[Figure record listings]
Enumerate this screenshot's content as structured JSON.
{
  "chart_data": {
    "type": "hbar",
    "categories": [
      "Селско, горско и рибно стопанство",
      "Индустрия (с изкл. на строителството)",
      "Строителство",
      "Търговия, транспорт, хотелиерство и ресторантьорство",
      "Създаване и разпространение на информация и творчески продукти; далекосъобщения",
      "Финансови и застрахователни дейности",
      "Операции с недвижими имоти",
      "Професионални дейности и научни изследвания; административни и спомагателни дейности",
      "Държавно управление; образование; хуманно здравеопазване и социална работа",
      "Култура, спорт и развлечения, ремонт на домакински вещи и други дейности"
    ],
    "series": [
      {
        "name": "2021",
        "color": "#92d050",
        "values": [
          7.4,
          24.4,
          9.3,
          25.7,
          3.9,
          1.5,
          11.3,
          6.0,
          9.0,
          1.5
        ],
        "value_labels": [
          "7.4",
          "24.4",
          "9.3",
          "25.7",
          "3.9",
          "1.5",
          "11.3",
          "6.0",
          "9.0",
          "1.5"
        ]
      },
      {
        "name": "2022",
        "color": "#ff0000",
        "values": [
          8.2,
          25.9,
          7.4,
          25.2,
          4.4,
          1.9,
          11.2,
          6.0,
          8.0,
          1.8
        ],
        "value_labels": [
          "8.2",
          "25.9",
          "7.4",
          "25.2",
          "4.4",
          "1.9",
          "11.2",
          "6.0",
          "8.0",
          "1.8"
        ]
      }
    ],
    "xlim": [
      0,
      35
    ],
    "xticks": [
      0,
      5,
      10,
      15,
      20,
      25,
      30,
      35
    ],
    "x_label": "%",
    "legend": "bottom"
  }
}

Work to be completed ::
Reproduce all the data word for word.

Output of the exercise ::
Enumerate this screenshot's content as structured JSON.
{
  "chart_data": {
    "type": "hbar",
    "categories": [
      "Селско, горско и рибно стопанство",
      "Индустрия (с изкл. на строителството)",
      "Строителство",
      "Търговия, транспорт, хотелиерство и ресторантьорство",
      "Създаване и разпространение на информация и творчески продукти; далекосъобщения",
      "Финансови и застрахователни дейности",
      "Операции с недвижими имоти",
      "Професионални дейности и научни изследвания; административни и спомагателни дейности",
      "Държавно управление; образование; хуманно здравеопазване и социална работа",
      "Култура, спорт и развлечения, ремонт на домакински вещи и други дейности"
    ],
    "series": [
      {
        "name": "2021",
        "color": "#92d050",
        "values": [
          7.4,
          24.4,
          9.3,
          25.7,
          3.9,
          1.5,
          11.3,
          6.0,
          9.0,
          1.5
        ],
        "value_labels": [
          "7.4",
          "24.4",
          "9.3",
          "25.7",
          "3.9",
          "1.5",
          "11.3",
          "6.0",
          "9.0",
          "1.5"
        ]
      },
      {
        "name": "2022",
        "color": "#ff0000",
        "values": [
          8.2,
          25.9,
          7.4,
          25.2,
          4.4,
          1.9,
          11.2,
          6.0,
          8.0,
          1.8
        ],
        "value_labels": [
          "8.2",
          "25.9",
          "7.4",
          "25.2",
          "4.4",
          "1.9",
          "11.2",
          "6.0",
          "8.0",
          "1.8"
        ]
      }
    ],
    "xlim": [
      0,
      35
    ],
    "xticks": [
      0,
      5,
      10,
      15,
      20,
      25,
      30,
      35
    ],
    "x_label": "%",
    "legend": "bottom"
  }
}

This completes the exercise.